## CHALLENGE
Tell how many lines contain the word "baseline". Reply with the number only.

>> BEGIN ENTRIES SUPPLIED

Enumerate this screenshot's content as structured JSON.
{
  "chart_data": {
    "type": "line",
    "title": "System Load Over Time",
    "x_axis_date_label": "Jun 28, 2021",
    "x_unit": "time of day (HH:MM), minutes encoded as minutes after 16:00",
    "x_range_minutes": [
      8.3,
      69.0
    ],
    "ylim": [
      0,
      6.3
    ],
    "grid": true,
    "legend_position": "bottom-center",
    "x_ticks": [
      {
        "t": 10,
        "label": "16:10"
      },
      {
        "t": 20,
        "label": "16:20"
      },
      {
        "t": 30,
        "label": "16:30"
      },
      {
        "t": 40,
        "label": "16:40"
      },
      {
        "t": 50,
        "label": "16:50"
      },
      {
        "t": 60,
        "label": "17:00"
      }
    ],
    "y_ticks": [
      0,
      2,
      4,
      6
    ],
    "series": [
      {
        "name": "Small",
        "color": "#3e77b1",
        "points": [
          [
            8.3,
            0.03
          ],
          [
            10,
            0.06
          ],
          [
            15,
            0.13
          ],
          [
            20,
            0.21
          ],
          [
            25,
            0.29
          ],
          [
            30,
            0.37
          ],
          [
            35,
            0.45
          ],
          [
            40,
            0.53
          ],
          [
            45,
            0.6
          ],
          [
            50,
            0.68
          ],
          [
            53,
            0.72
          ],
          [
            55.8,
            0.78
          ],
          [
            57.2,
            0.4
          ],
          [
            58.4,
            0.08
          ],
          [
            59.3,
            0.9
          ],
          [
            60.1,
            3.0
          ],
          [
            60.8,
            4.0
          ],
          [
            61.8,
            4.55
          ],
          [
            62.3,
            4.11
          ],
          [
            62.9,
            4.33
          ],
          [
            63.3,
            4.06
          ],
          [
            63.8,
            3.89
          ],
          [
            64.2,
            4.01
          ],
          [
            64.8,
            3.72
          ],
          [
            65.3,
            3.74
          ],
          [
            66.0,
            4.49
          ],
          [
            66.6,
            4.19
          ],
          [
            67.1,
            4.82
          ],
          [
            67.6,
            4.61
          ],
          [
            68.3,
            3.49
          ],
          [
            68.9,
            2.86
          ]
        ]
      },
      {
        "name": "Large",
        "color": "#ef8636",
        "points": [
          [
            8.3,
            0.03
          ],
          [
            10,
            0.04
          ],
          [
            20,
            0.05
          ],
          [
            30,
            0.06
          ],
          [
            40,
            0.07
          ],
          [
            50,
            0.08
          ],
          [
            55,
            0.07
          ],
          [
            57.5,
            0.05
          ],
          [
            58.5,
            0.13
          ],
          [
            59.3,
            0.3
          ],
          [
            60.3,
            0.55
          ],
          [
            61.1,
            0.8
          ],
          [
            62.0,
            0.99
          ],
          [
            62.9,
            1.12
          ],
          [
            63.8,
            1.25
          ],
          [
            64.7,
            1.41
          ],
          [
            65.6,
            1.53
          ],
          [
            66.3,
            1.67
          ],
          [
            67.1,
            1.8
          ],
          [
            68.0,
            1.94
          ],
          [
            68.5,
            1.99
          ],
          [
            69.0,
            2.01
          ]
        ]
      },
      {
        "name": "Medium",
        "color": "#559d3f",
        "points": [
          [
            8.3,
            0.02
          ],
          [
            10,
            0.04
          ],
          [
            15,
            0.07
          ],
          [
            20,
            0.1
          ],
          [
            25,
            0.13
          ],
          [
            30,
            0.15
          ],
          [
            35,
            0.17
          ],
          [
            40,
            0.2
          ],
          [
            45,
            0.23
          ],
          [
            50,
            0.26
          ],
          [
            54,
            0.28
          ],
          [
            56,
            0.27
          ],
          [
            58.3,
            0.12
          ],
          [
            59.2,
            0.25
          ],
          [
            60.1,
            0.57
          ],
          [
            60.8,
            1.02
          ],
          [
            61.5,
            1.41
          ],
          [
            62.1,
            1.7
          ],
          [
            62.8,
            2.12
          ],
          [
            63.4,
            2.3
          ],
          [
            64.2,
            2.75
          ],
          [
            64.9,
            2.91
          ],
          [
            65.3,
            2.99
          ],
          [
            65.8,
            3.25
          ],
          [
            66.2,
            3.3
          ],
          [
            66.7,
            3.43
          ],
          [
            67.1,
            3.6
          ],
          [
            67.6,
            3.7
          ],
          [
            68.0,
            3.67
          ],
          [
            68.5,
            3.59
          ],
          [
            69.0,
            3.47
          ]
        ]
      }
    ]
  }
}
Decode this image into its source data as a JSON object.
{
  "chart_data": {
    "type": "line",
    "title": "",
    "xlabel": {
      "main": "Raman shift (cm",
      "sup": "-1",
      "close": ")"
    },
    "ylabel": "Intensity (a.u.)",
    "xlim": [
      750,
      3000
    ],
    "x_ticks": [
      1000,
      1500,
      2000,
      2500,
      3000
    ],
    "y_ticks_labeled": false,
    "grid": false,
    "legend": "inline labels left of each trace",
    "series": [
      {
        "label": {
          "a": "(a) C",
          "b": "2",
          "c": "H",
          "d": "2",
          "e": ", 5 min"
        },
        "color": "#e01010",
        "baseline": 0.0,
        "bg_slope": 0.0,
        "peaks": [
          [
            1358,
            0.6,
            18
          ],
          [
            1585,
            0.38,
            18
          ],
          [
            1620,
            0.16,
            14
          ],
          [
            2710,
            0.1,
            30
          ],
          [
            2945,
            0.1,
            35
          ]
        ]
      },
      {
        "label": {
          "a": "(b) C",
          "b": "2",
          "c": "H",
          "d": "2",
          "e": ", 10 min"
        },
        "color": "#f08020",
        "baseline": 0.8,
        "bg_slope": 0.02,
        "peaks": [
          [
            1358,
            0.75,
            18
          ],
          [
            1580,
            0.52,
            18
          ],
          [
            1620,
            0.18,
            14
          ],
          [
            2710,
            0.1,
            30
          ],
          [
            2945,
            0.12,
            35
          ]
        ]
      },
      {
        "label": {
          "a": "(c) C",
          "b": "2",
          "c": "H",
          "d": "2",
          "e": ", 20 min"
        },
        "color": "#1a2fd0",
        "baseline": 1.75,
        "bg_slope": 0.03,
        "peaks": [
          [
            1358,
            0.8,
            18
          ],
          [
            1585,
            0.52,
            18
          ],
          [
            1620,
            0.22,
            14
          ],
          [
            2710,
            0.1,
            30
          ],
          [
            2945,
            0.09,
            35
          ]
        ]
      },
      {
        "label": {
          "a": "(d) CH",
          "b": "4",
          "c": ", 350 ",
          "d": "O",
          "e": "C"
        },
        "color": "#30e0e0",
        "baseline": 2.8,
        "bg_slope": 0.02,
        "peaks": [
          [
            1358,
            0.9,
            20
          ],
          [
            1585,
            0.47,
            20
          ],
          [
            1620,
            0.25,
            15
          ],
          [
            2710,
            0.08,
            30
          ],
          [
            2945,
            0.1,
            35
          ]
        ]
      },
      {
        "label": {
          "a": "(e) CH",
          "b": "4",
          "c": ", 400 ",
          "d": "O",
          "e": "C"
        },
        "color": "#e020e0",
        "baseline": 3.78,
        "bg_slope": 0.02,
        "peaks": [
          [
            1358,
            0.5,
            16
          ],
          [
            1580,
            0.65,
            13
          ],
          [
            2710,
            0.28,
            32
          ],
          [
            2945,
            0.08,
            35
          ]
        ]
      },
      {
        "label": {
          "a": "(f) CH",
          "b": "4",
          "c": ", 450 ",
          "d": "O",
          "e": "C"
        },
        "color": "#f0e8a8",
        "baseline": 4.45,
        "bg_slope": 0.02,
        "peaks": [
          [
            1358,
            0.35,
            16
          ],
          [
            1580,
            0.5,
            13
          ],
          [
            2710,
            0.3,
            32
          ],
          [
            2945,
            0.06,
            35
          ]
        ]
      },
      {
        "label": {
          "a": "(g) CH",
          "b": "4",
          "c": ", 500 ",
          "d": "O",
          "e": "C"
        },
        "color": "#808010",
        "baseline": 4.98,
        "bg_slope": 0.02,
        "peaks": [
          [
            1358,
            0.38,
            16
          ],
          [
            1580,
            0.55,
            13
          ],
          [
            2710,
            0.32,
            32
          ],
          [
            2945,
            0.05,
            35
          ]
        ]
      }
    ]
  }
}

>> END ENTRIES SUPPLIED

## EXERCISE SOLUTION
7